説明

III族窒化物半導体の気相成長装置

【課題】 基板を加熱するためのヒータに通電する電流導入端子が、冷媒を導入する冷却容器に備えられた構成を有するIII族窒化物半導体の気相成長装置であって、ヒータからの熱が電流導入端子を介して気相成長装置の各部品に拡散することを、効果的に抑制できるIII族窒化物半導体の気相成長装置を提供する。
【解決手段】 電気絶縁された電流導入端子の少なくとも一部を厚さ0.1〜1mmのフッ素樹脂膜で被覆し、該フッ素樹脂膜を介して該電流導入端子を冷媒により冷却できる構成とする。

【発明の詳細な説明】
【技術分野】
【0001】
本発明はIII族窒化物半導体の気相成長装置に関し、より詳細には、基板加熱用のヒータに通電するために設けられた電流導入端子から外部への熱拡散を効果的に防止できるIII族窒化物半導体の気相成長装置に関する。
【背景技術】
【0002】
結晶膜を基板上に成長する方法には、化学的気相成長(CVD)法等があり、基板加熱を伴うCVD法には熱CVD法等が知られている。
近年、高温条件(例えば1000℃以上)で基板を加熱して行う気相成長工程が増加しており、青色若しくは紫外LED又は青色若しくは紫外レーザーダイオードを製作するためのIII族窒化物半導体の気相成長工程もその一つである。例えば、III族窒化物半導体結晶膜の成長は、トリメチルガリウム、トリメチルインジウム、又はトリメチルアルミニウム等の有機金属ガスをIII族金属源として、アンモニアを窒素源として用い、1000℃以上の高温に加熱されたシリコン(Si)、サファイア(Al)又は窒化ガリウム(GaN)等の基板上に結晶膜を気相成長する熱CVD法により行われることがある。このような気相成長工程においては基板が高温で加熱されるため、加熱を要しない部分まで熱伝達により加熱されることがある。そのため、例えば特許文献1に記載のように、気相成長装置の少なくとも一部を冷媒により冷却することがある。
【0003】
基板はヒータを用いて結晶膜の成長に必要な温度に加熱され、このような基板を保持するサセプタ及びサセプタの対面から形成される反応炉に原料ガスを流通することにより気相成長反応が行われる。通常、反応炉は反応容器の中に収められ、外部から遮断されて密閉されている。基板を加熱するヒータは反応容器の内部に設置されることが多く、反応容器の内部に設置されたヒータに通電するためには、反応容器の外部から供給される電流を反応容器の内部に導かなければならず、例えば、反応容器の壁面を貫通する電流導入端子等によりヒータに電流が供給される。反応容器の内部には反応性又は腐食性の原料ガスが流通されるため、ヒータの電流導入端子は、反応容器の密閉性を損なわずに電気絶縁されなければならない。

· · · · · · ·

演習の課題 -
a - III族金属源として用いる有機金属ガスとして本文に挙がっているものをすべて書け。
b - 本文の【解決手段】で、電流導入端子を被覆するフッ素樹脂膜の厚さはいくらとされているか。
c - III族窒化物半導体の気相成長装置を扱った本文は、電流導入端子の電気絶縁について述べた文で終わっている。その次の文から本文を書き継げ。

· · · · · · ·

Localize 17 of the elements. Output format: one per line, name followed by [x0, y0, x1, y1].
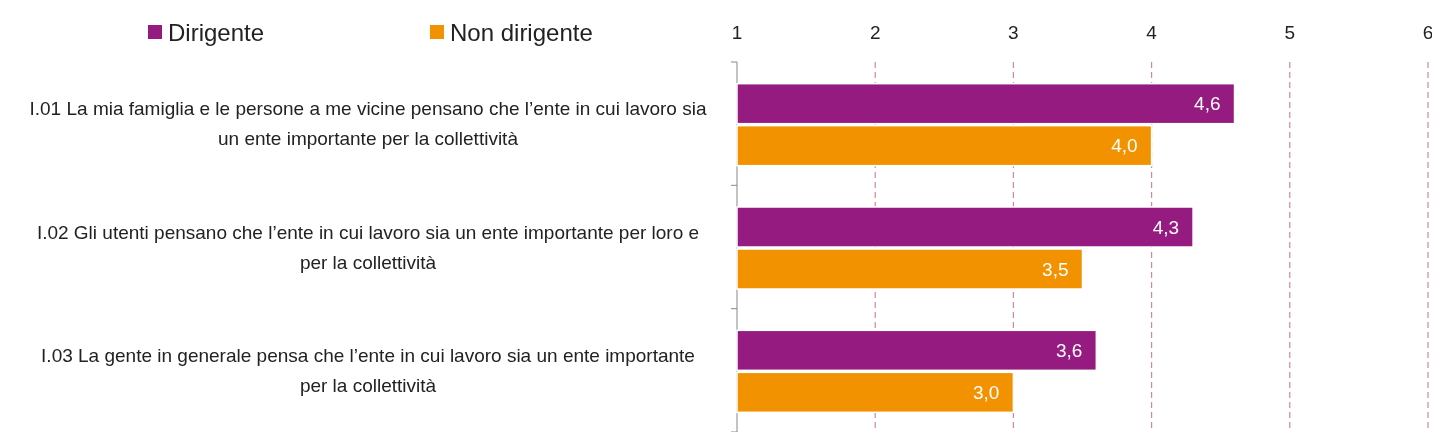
data-label: 3,6	[1055, 339, 1083, 361]
x-tick-label: 6	[1422, 21, 1434, 43]
x-tick-label: 2	[869, 21, 881, 43]
x-tick-label: 1	[731, 21, 743, 43]
legend-label: Non dirigente	[450, 19, 593, 47]
x-tick-label: 4	[1146, 21, 1158, 43]
data-label: 4,3	[1152, 216, 1180, 238]
y-tick-label: I.01 La mia famiglia e le persone a me vicine pensano che l’ente in cui lavoro sia un ente importante per la collettività	[29, 98, 707, 150]
y-tick-label: I.03 La gente in generale pensa che l’ente in cui lavoro sia un ente importante per la collettività	[41, 344, 695, 396]
legend-label: Dirigente	[168, 19, 265, 47]
data-label: 3,5	[1042, 258, 1069, 280]
data-label: 3,0	[972, 381, 1000, 403]
x-tick-label: 5	[1284, 21, 1296, 43]
y-tick-label: I.02 Gli utenti pensano che l’ente in cui lavoro sia un ente importante per loro e per la collettività	[36, 221, 700, 273]
data-label: 4,6	[1194, 93, 1221, 115]
x-tick-label: 3	[1008, 21, 1019, 43]
data-label: 4,0	[1111, 135, 1138, 157]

· · · · · · ·

課題の解答 -
a - トリメチルガリウム、トリメチルインジウム、トリメチルアルミニウム

b - 0.1〜1mm

c -
【0004】
【特許文献1】特許3198956号公報
【特許文献2】特許4540830号公報
【発明の開示】
【発明が解決しようとする課題】
【0005】
このような電流導入端子は、反応容器の密閉性を損なわずに電気絶縁されるが、電流導入端子を介して熱が外部に拡散し、外部の器具や装置に悪影響を及ぼす虞があるため、電流導入端子は冷却されることが望ましい。また、基板を比較的高温(例えば1000℃以上)に加熱するIII族窒化物半導体の気相成長装置においては、電流導入端子が冷却されることが特に望ましい。例えば特許文献2には、電流導入端子を冷却可能な構造が示されている。しかし、このような構造は、電流導入端子に冷媒が直接接する構造ではないため冷却効率が悪く、III族窒化物半導体の気相成長装置には適用できなかった。従って、本発明が解決しようとする課題は、ヒータからの熱が電流導入端子を介して気相成長装置の各部品に拡散することを、効果的に抑制できる気相成長装置を提供することである。
【課題を解決するための手段】
【0006】
本発明の発明者らは、このような課題を解決すべく鋭意検討した結果、基板を加熱するためのヒータに通電する電流導入端子が、冷媒を導入する冷却容器に備えられた構成を有するIII族窒化物半導体の気相成長装置において、電気絶縁された電流導入端子の少なくとも一部を厚さ0.1〜1mmのフッ素樹脂膜で被覆し、該フッ素樹脂膜を介して該電流導入端子を冷媒により冷却することにより、前述の課題を解決できることを見出し、本発明に到達した。
【0007】
すなわち、本発明は、基板を加熱するためのヒータに通電する電流導入端子が、冷媒を導入する冷却容器に備えられた構成を有するIII族窒化物半導体の気相成長装置であって、電気絶縁された電流導入端子の少なくとも一部が厚さ0.1〜1mmのフッ素樹脂膜で被覆され、該フッ素樹脂膜を介して該電流導入端子が冷媒により冷却されるように構成されてなることを特徴とするIII族窒化物半導体の気相成長装置である。
【発明の効果】
【0008】
本発明の気相成長装置においては、電気絶縁された電流導入端子の少なくとも一部が厚さ0.1〜1mmのフッ素樹脂膜で被覆され、該フッ素樹脂膜を介して該電流導入端子が冷媒により冷却されるので、電流導入端子は効率よく冷却され、外部への熱伝達を抑制できる。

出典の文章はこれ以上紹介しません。